#### Input data
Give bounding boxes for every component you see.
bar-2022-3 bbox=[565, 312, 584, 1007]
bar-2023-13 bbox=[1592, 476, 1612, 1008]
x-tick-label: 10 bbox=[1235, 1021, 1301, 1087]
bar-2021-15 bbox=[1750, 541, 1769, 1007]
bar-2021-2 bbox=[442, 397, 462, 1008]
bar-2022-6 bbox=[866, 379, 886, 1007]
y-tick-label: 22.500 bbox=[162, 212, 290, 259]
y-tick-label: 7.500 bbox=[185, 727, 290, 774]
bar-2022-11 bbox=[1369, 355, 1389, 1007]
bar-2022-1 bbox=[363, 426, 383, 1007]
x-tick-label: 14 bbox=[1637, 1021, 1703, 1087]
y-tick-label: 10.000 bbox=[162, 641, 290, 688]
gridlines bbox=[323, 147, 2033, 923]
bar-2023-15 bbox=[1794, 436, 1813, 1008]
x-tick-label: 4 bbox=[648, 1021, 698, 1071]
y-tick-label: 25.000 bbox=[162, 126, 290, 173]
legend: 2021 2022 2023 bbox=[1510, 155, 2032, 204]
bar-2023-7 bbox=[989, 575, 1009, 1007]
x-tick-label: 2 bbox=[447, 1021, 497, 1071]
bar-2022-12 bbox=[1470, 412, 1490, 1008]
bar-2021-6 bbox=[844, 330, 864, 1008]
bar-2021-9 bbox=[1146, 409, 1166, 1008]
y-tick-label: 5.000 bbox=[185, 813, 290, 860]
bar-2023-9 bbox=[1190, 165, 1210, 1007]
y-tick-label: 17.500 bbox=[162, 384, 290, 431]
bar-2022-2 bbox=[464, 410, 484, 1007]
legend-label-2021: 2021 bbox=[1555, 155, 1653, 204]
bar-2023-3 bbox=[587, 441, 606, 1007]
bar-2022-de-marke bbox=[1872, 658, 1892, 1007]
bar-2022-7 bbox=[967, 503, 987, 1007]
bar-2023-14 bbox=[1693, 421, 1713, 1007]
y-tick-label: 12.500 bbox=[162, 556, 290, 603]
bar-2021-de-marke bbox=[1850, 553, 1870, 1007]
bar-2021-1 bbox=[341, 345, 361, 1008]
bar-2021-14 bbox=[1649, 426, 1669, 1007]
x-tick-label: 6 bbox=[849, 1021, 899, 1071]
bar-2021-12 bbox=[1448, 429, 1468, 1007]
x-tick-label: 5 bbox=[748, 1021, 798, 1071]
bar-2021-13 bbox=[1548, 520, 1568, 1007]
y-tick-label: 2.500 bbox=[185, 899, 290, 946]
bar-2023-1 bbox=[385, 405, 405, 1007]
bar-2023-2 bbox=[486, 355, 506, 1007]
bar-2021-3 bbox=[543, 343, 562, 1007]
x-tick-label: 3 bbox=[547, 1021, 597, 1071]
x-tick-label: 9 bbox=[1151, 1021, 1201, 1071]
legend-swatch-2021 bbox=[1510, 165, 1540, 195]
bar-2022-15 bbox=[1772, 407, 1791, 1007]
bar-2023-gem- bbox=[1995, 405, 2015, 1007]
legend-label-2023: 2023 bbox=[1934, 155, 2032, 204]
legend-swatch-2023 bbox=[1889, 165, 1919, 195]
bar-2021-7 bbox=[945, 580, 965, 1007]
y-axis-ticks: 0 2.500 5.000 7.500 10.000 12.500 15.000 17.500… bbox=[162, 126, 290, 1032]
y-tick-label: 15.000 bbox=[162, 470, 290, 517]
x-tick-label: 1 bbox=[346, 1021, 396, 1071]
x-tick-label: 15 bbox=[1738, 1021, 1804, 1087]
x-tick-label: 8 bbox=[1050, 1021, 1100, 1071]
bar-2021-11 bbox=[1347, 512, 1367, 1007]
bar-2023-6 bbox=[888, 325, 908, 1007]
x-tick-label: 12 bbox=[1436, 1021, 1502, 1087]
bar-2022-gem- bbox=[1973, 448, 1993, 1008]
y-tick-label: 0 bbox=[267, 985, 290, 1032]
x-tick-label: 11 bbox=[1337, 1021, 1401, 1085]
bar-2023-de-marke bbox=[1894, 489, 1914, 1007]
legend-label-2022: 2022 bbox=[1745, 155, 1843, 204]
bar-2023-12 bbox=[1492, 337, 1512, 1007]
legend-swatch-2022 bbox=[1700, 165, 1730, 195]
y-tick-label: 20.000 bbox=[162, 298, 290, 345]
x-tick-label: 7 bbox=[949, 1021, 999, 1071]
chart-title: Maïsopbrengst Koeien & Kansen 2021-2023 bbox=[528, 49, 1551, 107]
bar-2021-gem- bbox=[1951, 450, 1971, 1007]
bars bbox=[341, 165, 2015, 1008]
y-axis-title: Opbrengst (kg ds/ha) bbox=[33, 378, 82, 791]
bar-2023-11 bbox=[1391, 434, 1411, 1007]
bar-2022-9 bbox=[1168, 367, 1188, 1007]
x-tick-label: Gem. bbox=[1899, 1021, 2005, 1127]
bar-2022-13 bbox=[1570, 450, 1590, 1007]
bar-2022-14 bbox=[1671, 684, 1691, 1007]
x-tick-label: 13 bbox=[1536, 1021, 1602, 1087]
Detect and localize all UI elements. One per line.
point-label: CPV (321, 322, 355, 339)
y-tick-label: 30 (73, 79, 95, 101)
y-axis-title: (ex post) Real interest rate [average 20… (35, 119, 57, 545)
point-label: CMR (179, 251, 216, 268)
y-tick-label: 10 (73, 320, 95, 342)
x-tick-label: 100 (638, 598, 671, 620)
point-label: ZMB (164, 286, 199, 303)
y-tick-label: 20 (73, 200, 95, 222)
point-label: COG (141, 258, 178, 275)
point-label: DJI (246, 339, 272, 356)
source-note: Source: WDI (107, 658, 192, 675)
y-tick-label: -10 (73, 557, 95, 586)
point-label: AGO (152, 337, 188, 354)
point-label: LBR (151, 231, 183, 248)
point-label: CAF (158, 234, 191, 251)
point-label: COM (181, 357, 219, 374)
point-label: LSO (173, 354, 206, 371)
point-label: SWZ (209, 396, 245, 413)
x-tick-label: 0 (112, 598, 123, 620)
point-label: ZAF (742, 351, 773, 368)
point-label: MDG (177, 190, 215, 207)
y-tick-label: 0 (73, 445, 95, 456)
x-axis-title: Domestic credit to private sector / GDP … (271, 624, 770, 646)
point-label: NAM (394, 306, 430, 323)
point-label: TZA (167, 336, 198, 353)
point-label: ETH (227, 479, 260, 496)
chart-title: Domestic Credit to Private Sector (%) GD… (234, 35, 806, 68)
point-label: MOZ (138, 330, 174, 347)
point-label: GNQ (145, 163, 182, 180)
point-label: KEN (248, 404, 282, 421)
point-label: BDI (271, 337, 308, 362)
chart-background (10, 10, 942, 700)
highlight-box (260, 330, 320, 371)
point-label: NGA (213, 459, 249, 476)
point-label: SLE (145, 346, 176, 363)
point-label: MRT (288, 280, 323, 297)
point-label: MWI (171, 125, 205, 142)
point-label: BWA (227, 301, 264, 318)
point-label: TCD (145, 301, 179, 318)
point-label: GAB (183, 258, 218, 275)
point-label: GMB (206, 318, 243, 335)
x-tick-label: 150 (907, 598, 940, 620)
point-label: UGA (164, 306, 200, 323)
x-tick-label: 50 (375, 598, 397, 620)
########
### Short task
Retype every one of the rows above word for word, keeping each line as it appears.

### Full solution
Give bounding boxes for every component you see.
bar-2022-3 bbox=[565, 312, 584, 1007]
bar-2023-13 bbox=[1592, 476, 1612, 1008]
x-tick-label: 10 bbox=[1235, 1021, 1301, 1087]
bar-2021-15 bbox=[1750, 541, 1769, 1007]
bar-2021-2 bbox=[442, 397, 462, 1008]
bar-2022-6 bbox=[866, 379, 886, 1007]
y-tick-label: 22.500 bbox=[162, 212, 290, 259]
y-tick-label: 7.500 bbox=[185, 727, 290, 774]
bar-2022-11 bbox=[1369, 355, 1389, 1007]
bar-2022-1 bbox=[363, 426, 383, 1007]
x-tick-label: 14 bbox=[1637, 1021, 1703, 1087]
y-tick-label: 10.000 bbox=[162, 641, 290, 688]
gridlines bbox=[323, 147, 2033, 923]
bar-2023-15 bbox=[1794, 436, 1813, 1008]
x-tick-label: 4 bbox=[648, 1021, 698, 1071]
y-tick-label: 25.000 bbox=[162, 126, 290, 173]
legend: 2021 2022 2023 bbox=[1510, 155, 2032, 204]
bar-2023-7 bbox=[989, 575, 1009, 1007]
x-tick-label: 2 bbox=[447, 1021, 497, 1071]
bar-2022-12 bbox=[1470, 412, 1490, 1008]
bar-2021-6 bbox=[844, 330, 864, 1008]
bar-2021-9 bbox=[1146, 409, 1166, 1008]
y-tick-label: 5.000 bbox=[185, 813, 290, 860]
bar-2023-9 bbox=[1190, 165, 1210, 1007]
y-tick-label: 17.500 bbox=[162, 384, 290, 431]
bar-2022-2 bbox=[464, 410, 484, 1007]
legend-label-2021: 2021 bbox=[1555, 155, 1653, 204]
bar-2023-3 bbox=[587, 441, 606, 1007]
bar-2022-de-marke bbox=[1872, 658, 1892, 1007]
bar-2022-7 bbox=[967, 503, 987, 1007]
bar-2023-14 bbox=[1693, 421, 1713, 1007]
y-tick-label: 12.500 bbox=[162, 556, 290, 603]
bar-2021-de-marke bbox=[1850, 553, 1870, 1007]
bar-2021-1 bbox=[341, 345, 361, 1008]
bar-2021-14 bbox=[1649, 426, 1669, 1007]
x-tick-label: 6 bbox=[849, 1021, 899, 1071]
bar-2021-12 bbox=[1448, 429, 1468, 1007]
x-tick-label: 5 bbox=[748, 1021, 798, 1071]
bar-2021-13 bbox=[1548, 520, 1568, 1007]
y-tick-label: 2.500 bbox=[185, 899, 290, 946]
bar-2023-1 bbox=[385, 405, 405, 1007]
bar-2023-2 bbox=[486, 355, 506, 1007]
bar-2021-3 bbox=[543, 343, 562, 1007]
x-tick-label: 3 bbox=[547, 1021, 597, 1071]
x-tick-label: 9 bbox=[1151, 1021, 1201, 1071]
legend-swatch-2021 bbox=[1510, 165, 1540, 195]
bar-2022-15 bbox=[1772, 407, 1791, 1007]
bar-2023-gem- bbox=[1995, 405, 2015, 1007]
legend-label-2023: 2023 bbox=[1934, 155, 2032, 204]
legend-swatch-2023 bbox=[1889, 165, 1919, 195]
bar-2021-7 bbox=[945, 580, 965, 1007]
y-axis-ticks: 0 2.500 5.000 7.500 10.000 12.500 15.000 17.500… bbox=[162, 126, 290, 1032]
y-tick-label: 15.000 bbox=[162, 470, 290, 517]
x-tick-label: 1 bbox=[346, 1021, 396, 1071]
x-tick-label: 15 bbox=[1738, 1021, 1804, 1087]
x-tick-label: 8 bbox=[1050, 1021, 1100, 1071]
bar-2021-11 bbox=[1347, 512, 1367, 1007]
bar-2023-6 bbox=[888, 325, 908, 1007]
x-tick-label: 12 bbox=[1436, 1021, 1502, 1087]
bar-2022-gem- bbox=[1973, 448, 1993, 1008]
y-tick-label: 0 bbox=[267, 985, 290, 1032]
x-tick-label: 11 bbox=[1337, 1021, 1401, 1085]
bar-2023-de-marke bbox=[1894, 489, 1914, 1007]
legend-label-2022: 2022 bbox=[1745, 155, 1843, 204]
bar-2023-12 bbox=[1492, 337, 1512, 1007]
legend-swatch-2022 bbox=[1700, 165, 1730, 195]
y-tick-label: 20.000 bbox=[162, 298, 290, 345]
x-tick-label: 7 bbox=[949, 1021, 999, 1071]
chart-title: Maïsopbrengst Koeien & Kansen 2021-2023 bbox=[528, 49, 1551, 107]
bar-2021-gem- bbox=[1951, 450, 1971, 1007]
bars bbox=[341, 165, 2015, 1008]
y-axis-title: Opbrengst (kg ds/ha) bbox=[33, 378, 82, 791]
bar-2023-11 bbox=[1391, 434, 1411, 1007]
bar-2022-9 bbox=[1168, 367, 1188, 1007]
x-tick-label: Gem. bbox=[1899, 1021, 2005, 1127]
bar-2022-13 bbox=[1570, 450, 1590, 1007]
bar-2022-14 bbox=[1671, 684, 1691, 1007]
x-tick-label: 13 bbox=[1536, 1021, 1602, 1087]
Detect and localize all UI elements. One per line.
point-label: CPV (321, 322, 355, 339)
y-tick-label: 30 (73, 79, 95, 101)
y-axis-title: (ex post) Real interest rate [average 20… (35, 119, 57, 545)
point-label: CMR (179, 251, 216, 268)
y-tick-label: 10 (73, 320, 95, 342)
x-tick-label: 100 (638, 598, 671, 620)
point-label: ZMB (164, 286, 199, 303)
y-tick-label: 20 (73, 200, 95, 222)
point-label: COG (141, 258, 178, 275)
point-label: DJI (246, 339, 272, 356)
source-note: Source: WDI (107, 658, 192, 675)
y-tick-label: -10 (73, 557, 95, 586)
point-label: AGO (152, 337, 188, 354)
point-label: LBR (151, 231, 183, 248)
point-label: CAF (158, 234, 191, 251)
point-label: COM (181, 357, 219, 374)
point-label: LSO (173, 354, 206, 371)
point-label: SWZ (209, 396, 245, 413)
x-tick-label: 0 (112, 598, 123, 620)
point-label: ZAF (742, 351, 773, 368)
point-label: MDG (177, 190, 215, 207)
y-tick-label: 0 (73, 445, 95, 456)
x-axis-title: Domestic credit to private sector / GDP … (271, 624, 770, 646)
point-label: NAM (394, 306, 430, 323)
point-label: TZA (167, 336, 198, 353)
point-label: ETH (227, 479, 260, 496)
chart-title: Domestic Credit to Private Sector (%) GD… (234, 35, 806, 68)
point-label: MOZ (138, 330, 174, 347)
point-label: GNQ (145, 163, 182, 180)
point-label: KEN (248, 404, 282, 421)
point-label: BDI (271, 337, 308, 362)
chart-background (10, 10, 942, 700)
highlight-box (260, 330, 320, 371)
point-label: NGA (213, 459, 249, 476)
point-label: SLE (145, 346, 176, 363)
point-label: MRT (288, 280, 323, 297)
point-label: MWI (171, 125, 205, 142)
point-label: BWA (227, 301, 264, 318)
point-label: TCD (145, 301, 179, 318)
point-label: GAB (183, 258, 218, 275)
point-label: GMB (206, 318, 243, 335)
x-tick-label: 150 (907, 598, 940, 620)
point-label: UGA (164, 306, 200, 323)
x-tick-label: 50 (375, 598, 397, 620)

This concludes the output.